(Dataset records)
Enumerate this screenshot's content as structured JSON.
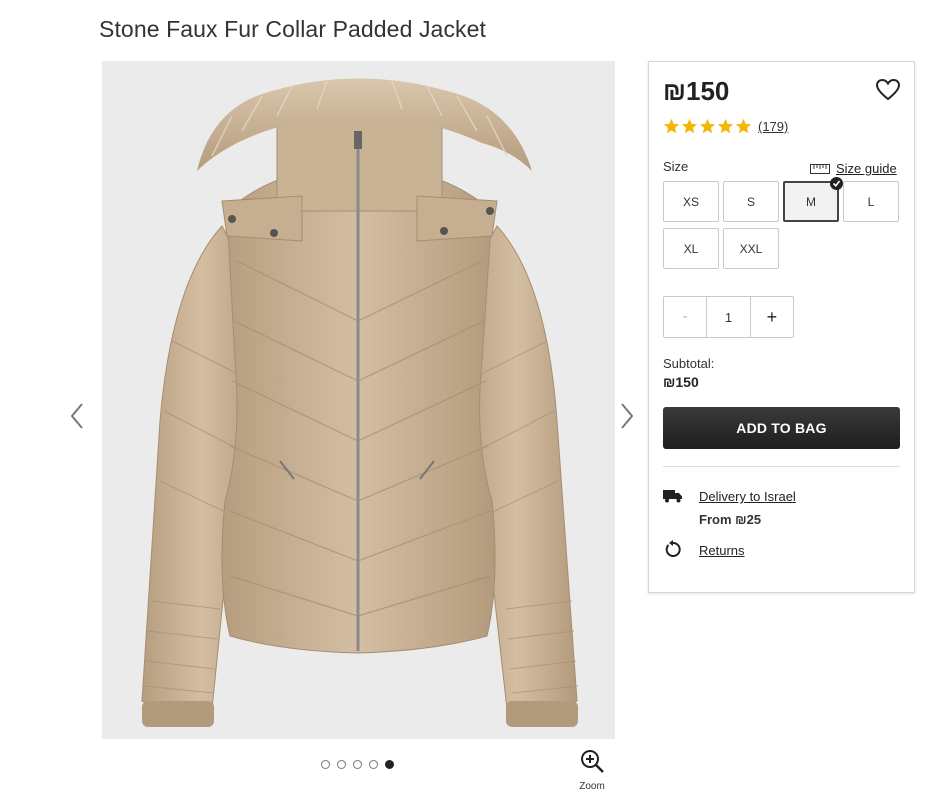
{
  "product": {
    "title": "Stone Faux Fur Collar Padded Jacket",
    "price": "₪150",
    "rating": {
      "stars": 5,
      "reviews": "(179)"
    }
  },
  "gallery": {
    "image_alt": "Stone faux fur collar padded jacket",
    "total_images": 5,
    "active_index": 4,
    "zoom_label": "Zoom"
  },
  "sizes": {
    "label": "Size",
    "guide_label": "Size guide",
    "options": [
      "XS",
      "S",
      "M",
      "L",
      "XL",
      "XXL"
    ],
    "selected": "M"
  },
  "quantity": {
    "minus": "-",
    "value": "1",
    "plus": "+"
  },
  "subtotal": {
    "label": "Subtotal:",
    "value": "₪150"
  },
  "actions": {
    "add_to_bag": "ADD TO BAG"
  },
  "delivery": {
    "link": "Delivery to Israel",
    "from": "From ₪25"
  },
  "returns": {
    "link": "Returns"
  },
  "icons": {
    "heart": "heart-icon",
    "star": "star-icon",
    "ruler": "ruler-icon",
    "truck": "truck-icon",
    "returns": "returns-icon",
    "zoom": "zoom-in-icon"
  },
  "colors": {
    "star": "#f2b705",
    "button": "#222222",
    "jacket": "#cbb497",
    "fur": "#c7b094"
  }
}
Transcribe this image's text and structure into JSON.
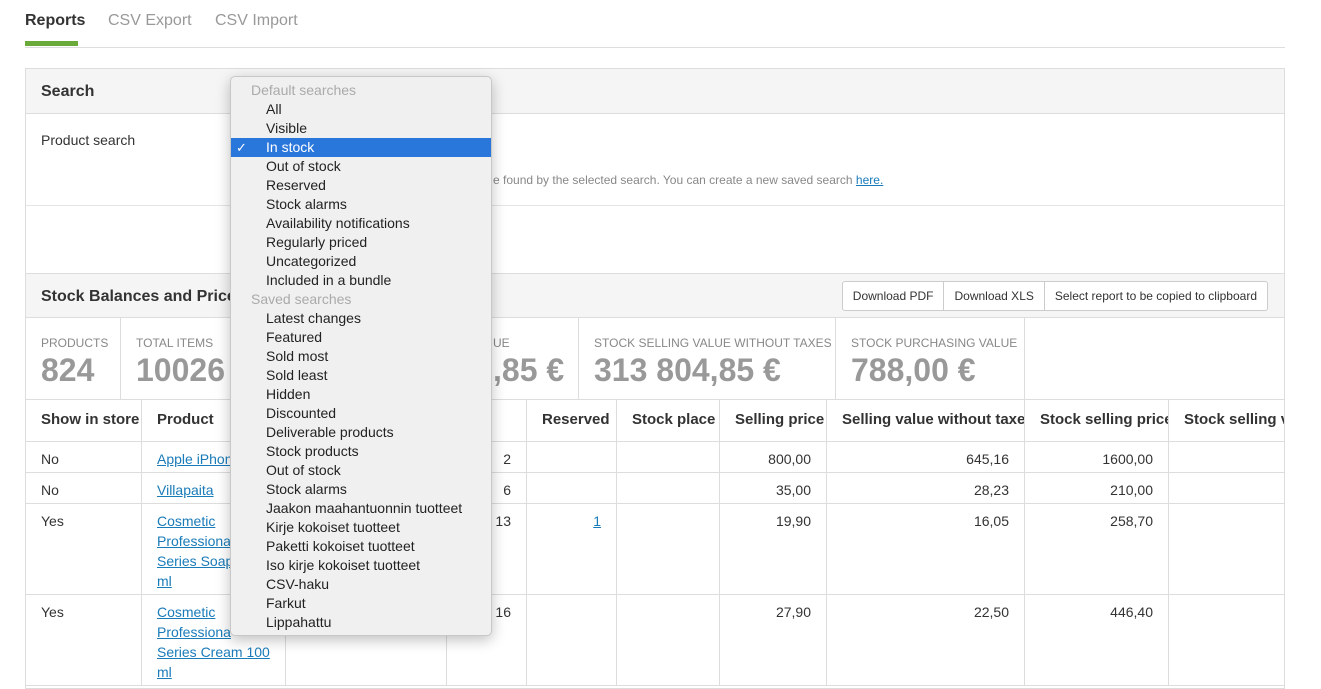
{
  "tabs": [
    {
      "label": "Reports",
      "active": true
    },
    {
      "label": "CSV Export",
      "active": false
    },
    {
      "label": "CSV Import",
      "active": false
    }
  ],
  "search": {
    "title": "Search",
    "product_search_label": "Product search",
    "help_text": "e found by the selected search. You can create a new saved search",
    "help_link": "here."
  },
  "report": {
    "title": "Stock Balances and Prices 2",
    "buttons": {
      "pdf": "Download PDF",
      "xls": "Download XLS",
      "clipboard": "Select report to be copied to clipboard"
    }
  },
  "stats": [
    {
      "label": "PRODUCTS",
      "value": "824"
    },
    {
      "label": "TOTAL ITEMS",
      "value": "10026"
    },
    {
      "label": "UE",
      "value": ",85 €"
    },
    {
      "label": "STOCK SELLING VALUE WITHOUT TAXES",
      "value": "313 804,85 €"
    },
    {
      "label": "STOCK PURCHASING VALUE",
      "value": "788,00 €"
    }
  ],
  "table": {
    "headers": [
      "Show in store",
      "Product",
      "",
      "ock",
      "Reserved",
      "Stock place",
      "Selling price",
      "Selling value without taxes",
      "Stock selling price",
      "Stock selling val"
    ],
    "rows": [
      {
        "show": "No",
        "product": "Apple iPhon",
        "stock": "2",
        "reserved": "",
        "place": "",
        "price": "800,00",
        "value_wo_tax": "645,16",
        "stock_price": "1600,00"
      },
      {
        "show": "No",
        "product": "Villapaita",
        "stock": "6",
        "reserved": "",
        "place": "",
        "price": "35,00",
        "value_wo_tax": "28,23",
        "stock_price": "210,00"
      },
      {
        "show": "Yes",
        "product_lines": [
          "Cosmetic",
          "Professiona",
          "Series Soap",
          "ml"
        ],
        "stock": "13",
        "reserved": "1",
        "place": "",
        "price": "19,90",
        "value_wo_tax": "16,05",
        "stock_price": "258,70"
      },
      {
        "show": "Yes",
        "product_lines": [
          "Cosmetic",
          "Professiona",
          "Series Cream 100",
          "ml"
        ],
        "stock": "16",
        "reserved": "",
        "place": "",
        "price": "27,90",
        "value_wo_tax": "22,50",
        "stock_price": "446,40"
      }
    ]
  },
  "dropdown": {
    "default_group": "Default searches",
    "default_items": [
      "All",
      "Visible",
      "In stock",
      "Out of stock",
      "Reserved",
      "Stock alarms",
      "Availability notifications",
      "Regularly priced",
      "Uncategorized",
      "Included in a bundle"
    ],
    "selected": "In stock",
    "check_mark": "✓",
    "saved_group": "Saved searches",
    "saved_items": [
      "Latest changes",
      "Featured",
      "Sold most",
      "Sold least",
      "Hidden",
      "Discounted",
      "Deliverable products",
      "Stock products",
      "Out of stock",
      "Stock alarms",
      "Jaakon maahantuonnin tuotteet",
      "Kirje kokoiset tuotteet",
      "Paketti kokoiset tuotteet",
      "Iso kirje kokoiset tuotteet",
      "CSV-haku",
      "Farkut",
      "Lippahattu"
    ]
  },
  "colors": {
    "accent": "#6aaa3a",
    "link": "#1a7bb9",
    "selected": "#2a77dc"
  }
}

## Exercise description
Repeat the records above exactly, leaving out the pictures.

## Response below
Enumerate this screenshot's content as structured JSON.
{
  "product": {
    "title": "Stone Faux Fur Collar Padded Jacket",
    "price": "₪150",
    "rating": {
      "stars": 5,
      "reviews": "(179)"
    }
  },
  "gallery": {
    "image_alt": "Stone faux fur collar padded jacket",
    "total_images": 5,
    "active_index": 4,
    "zoom_label": "Zoom"
  },
  "sizes": {
    "label": "Size",
    "guide_label": "Size guide",
    "options": [
      "XS",
      "S",
      "M",
      "L",
      "XL",
      "XXL"
    ],
    "selected": "M"
  },
  "quantity": {
    "minus": "-",
    "value": "1",
    "plus": "+"
  },
  "subtotal": {
    "label": "Subtotal:",
    "value": "₪150"
  },
  "actions": {
    "add_to_bag": "ADD TO BAG"
  },
  "delivery": {
    "link": "Delivery to Israel",
    "from": "From ₪25"
  },
  "returns": {
    "link": "Returns"
  },
  "icons": {
    "heart": "heart-icon",
    "star": "star-icon",
    "ruler": "ruler-icon",
    "truck": "truck-icon",
    "returns": "returns-icon",
    "zoom": "zoom-in-icon"
  },
  "colors": {
    "star": "#f2b705",
    "button": "#222222",
    "jacket": "#cbb497",
    "fur": "#c7b094"
  }
}
Transcribe this image's text and structure into JSON.
{
  "tabs": [
    {
      "label": "Reports",
      "active": true
    },
    {
      "label": "CSV Export",
      "active": false
    },
    {
      "label": "CSV Import",
      "active": false
    }
  ],
  "search": {
    "title": "Search",
    "product_search_label": "Product search",
    "help_text": "e found by the selected search. You can create a new saved search",
    "help_link": "here."
  },
  "report": {
    "title": "Stock Balances and Prices 2",
    "buttons": {
      "pdf": "Download PDF",
      "xls": "Download XLS",
      "clipboard": "Select report to be copied to clipboard"
    }
  },
  "stats": [
    {
      "label": "PRODUCTS",
      "value": "824"
    },
    {
      "label": "TOTAL ITEMS",
      "value": "10026"
    },
    {
      "label": "UE",
      "value": ",85 €"
    },
    {
      "label": "STOCK SELLING VALUE WITHOUT TAXES",
      "value": "313 804,85 €"
    },
    {
      "label": "STOCK PURCHASING VALUE",
      "value": "788,00 €"
    }
  ],
  "table": {
    "headers": [
      "Show in store",
      "Product",
      "",
      "ock",
      "Reserved",
      "Stock place",
      "Selling price",
      "Selling value without taxes",
      "Stock selling price",
      "Stock selling val"
    ],
    "rows": [
      {
        "show": "No",
        "product": "Apple iPhon",
        "stock": "2",
        "reserved": "",
        "place": "",
        "price": "800,00",
        "value_wo_tax": "645,16",
        "stock_price": "1600,00"
      },
      {
        "show": "No",
        "product": "Villapaita",
        "stock": "6",
        "reserved": "",
        "place": "",
        "price": "35,00",
        "value_wo_tax": "28,23",
        "stock_price": "210,00"
      },
      {
        "show": "Yes",
        "product_lines": [
          "Cosmetic",
          "Professiona",
          "Series Soap",
          "ml"
        ],
        "stock": "13",
        "reserved": "1",
        "place": "",
        "price": "19,90",
        "value_wo_tax": "16,05",
        "stock_price": "258,70"
      },
      {
        "show": "Yes",
        "product_lines": [
          "Cosmetic",
          "Professiona",
          "Series Cream 100",
          "ml"
        ],
        "stock": "16",
        "reserved": "",
        "place": "",
        "price": "27,90",
        "value_wo_tax": "22,50",
        "stock_price": "446,40"
      }
    ]
  },
  "dropdown": {
    "default_group": "Default searches",
    "default_items": [
      "All",
      "Visible",
      "In stock",
      "Out of stock",
      "Reserved",
      "Stock alarms",
      "Availability notifications",
      "Regularly priced",
      "Uncategorized",
      "Included in a bundle"
    ],
    "selected": "In stock",
    "check_mark": "✓",
    "saved_group": "Saved searches",
    "saved_items": [
      "Latest changes",
      "Featured",
      "Sold most",
      "Sold least",
      "Hidden",
      "Discounted",
      "Deliverable products",
      "Stock products",
      "Out of stock",
      "Stock alarms",
      "Jaakon maahantuonnin tuotteet",
      "Kirje kokoiset tuotteet",
      "Paketti kokoiset tuotteet",
      "Iso kirje kokoiset tuotteet",
      "CSV-haku",
      "Farkut",
      "Lippahattu"
    ]
  },
  "colors": {
    "accent": "#6aaa3a",
    "link": "#1a7bb9",
    "selected": "#2a77dc"
  }
}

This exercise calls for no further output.